▶ [AIM] Examine the entries below, count the lines holding the string "Treasuries", and respond with the number only.

Saved entries
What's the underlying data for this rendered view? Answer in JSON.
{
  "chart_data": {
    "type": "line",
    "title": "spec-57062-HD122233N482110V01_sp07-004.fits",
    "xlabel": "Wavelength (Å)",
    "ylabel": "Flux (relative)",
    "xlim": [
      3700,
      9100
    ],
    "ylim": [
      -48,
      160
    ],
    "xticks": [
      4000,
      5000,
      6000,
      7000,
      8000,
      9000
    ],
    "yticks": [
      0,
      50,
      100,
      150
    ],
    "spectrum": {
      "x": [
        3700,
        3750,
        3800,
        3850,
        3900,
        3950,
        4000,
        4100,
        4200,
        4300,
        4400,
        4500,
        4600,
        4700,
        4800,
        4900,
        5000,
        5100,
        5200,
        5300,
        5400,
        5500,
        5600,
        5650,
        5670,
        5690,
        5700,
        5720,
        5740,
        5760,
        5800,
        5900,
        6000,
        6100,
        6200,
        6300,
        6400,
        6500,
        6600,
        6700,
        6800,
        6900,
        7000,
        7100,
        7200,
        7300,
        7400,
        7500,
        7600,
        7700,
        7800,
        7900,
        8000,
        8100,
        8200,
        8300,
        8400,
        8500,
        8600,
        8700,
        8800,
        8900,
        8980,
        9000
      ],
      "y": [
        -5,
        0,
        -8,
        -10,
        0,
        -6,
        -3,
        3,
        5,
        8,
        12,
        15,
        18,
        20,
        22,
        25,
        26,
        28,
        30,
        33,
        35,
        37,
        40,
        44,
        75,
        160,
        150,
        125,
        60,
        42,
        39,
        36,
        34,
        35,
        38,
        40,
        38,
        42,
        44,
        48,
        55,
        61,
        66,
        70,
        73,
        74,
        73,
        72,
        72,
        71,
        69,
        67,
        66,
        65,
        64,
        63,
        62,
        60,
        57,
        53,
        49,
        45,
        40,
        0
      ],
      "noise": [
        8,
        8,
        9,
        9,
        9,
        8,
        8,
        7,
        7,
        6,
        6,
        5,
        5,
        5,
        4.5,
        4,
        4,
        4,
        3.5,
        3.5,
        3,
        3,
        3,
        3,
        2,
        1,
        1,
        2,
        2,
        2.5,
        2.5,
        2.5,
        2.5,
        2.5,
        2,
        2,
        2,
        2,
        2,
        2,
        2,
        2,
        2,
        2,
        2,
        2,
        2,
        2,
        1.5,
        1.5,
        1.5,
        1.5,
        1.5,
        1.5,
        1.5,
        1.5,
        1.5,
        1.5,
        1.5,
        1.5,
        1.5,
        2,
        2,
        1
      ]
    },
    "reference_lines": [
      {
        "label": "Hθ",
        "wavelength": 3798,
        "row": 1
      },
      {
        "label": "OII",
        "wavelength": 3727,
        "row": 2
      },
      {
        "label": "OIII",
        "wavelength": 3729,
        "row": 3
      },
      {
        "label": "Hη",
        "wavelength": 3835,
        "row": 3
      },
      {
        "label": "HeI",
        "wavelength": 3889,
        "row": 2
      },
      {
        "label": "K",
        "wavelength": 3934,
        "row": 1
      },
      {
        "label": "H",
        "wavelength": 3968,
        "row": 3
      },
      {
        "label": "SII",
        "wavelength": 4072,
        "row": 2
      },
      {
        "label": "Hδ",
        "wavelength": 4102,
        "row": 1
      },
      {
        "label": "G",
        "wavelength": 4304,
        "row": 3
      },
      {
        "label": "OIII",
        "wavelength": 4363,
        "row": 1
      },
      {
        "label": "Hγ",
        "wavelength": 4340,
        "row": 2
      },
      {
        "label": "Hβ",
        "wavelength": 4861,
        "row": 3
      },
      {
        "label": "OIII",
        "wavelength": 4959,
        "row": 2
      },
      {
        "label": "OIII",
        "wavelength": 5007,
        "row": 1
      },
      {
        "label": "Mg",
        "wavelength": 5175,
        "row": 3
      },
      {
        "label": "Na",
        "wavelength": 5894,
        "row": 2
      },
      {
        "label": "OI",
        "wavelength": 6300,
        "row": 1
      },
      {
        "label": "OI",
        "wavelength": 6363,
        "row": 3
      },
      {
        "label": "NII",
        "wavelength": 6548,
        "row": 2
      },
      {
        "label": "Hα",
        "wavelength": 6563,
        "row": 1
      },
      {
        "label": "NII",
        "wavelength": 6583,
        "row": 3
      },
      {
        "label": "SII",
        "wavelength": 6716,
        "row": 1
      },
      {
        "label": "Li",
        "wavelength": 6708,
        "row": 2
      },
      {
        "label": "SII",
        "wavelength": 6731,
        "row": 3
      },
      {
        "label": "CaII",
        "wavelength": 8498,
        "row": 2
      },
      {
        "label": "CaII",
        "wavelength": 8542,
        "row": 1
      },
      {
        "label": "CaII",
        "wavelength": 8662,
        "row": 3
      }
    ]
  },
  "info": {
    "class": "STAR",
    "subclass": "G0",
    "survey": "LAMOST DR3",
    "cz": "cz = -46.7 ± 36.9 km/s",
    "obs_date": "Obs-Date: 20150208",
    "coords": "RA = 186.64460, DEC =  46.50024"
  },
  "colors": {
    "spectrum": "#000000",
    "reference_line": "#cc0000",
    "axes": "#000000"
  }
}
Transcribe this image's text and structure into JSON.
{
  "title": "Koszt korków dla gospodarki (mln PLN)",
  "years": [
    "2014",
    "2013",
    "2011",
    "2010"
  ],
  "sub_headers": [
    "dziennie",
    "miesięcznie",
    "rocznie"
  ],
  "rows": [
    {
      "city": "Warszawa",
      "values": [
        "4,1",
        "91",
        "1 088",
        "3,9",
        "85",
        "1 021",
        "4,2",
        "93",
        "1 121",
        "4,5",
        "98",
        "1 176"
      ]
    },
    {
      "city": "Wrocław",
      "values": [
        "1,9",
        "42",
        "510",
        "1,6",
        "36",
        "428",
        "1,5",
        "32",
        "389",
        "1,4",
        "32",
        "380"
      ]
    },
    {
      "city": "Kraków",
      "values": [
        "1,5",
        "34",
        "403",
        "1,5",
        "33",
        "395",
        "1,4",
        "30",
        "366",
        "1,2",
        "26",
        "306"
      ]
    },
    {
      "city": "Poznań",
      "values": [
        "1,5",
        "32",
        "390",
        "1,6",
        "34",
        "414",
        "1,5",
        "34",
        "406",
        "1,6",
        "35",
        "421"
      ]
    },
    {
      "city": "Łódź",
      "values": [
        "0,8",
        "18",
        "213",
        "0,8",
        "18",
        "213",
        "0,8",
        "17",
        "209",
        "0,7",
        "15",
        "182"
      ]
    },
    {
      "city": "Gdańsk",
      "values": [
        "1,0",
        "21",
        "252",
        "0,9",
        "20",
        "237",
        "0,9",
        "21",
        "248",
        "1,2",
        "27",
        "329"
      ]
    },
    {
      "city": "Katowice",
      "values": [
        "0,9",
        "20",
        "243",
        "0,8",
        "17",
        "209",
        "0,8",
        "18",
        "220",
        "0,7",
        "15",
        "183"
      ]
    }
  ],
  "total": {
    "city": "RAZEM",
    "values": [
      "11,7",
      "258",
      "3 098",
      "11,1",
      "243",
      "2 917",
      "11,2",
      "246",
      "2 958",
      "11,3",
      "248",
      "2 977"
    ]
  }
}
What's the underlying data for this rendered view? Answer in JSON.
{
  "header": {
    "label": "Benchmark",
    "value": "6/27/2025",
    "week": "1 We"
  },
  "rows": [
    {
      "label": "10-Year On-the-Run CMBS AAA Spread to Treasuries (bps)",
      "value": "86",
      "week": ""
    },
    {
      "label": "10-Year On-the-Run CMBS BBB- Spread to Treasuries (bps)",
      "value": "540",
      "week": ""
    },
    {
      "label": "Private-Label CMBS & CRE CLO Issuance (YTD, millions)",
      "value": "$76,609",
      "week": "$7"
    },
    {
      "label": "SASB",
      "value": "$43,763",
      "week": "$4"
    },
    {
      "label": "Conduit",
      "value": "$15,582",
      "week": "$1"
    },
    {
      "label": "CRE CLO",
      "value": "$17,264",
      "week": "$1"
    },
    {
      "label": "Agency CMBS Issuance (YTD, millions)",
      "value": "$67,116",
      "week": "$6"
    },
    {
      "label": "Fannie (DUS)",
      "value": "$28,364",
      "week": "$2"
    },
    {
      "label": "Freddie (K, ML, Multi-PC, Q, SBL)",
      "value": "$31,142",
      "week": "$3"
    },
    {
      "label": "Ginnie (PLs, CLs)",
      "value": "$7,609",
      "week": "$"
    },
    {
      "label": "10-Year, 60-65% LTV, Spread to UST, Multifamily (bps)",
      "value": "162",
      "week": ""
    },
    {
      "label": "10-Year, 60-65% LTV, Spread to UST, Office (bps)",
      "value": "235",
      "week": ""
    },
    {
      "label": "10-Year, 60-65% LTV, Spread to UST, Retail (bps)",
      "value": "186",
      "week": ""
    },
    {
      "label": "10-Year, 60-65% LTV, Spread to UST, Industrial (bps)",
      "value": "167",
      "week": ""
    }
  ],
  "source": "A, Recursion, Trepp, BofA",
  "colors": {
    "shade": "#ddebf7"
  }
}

▶ [EXERCISE OUTPUT] 2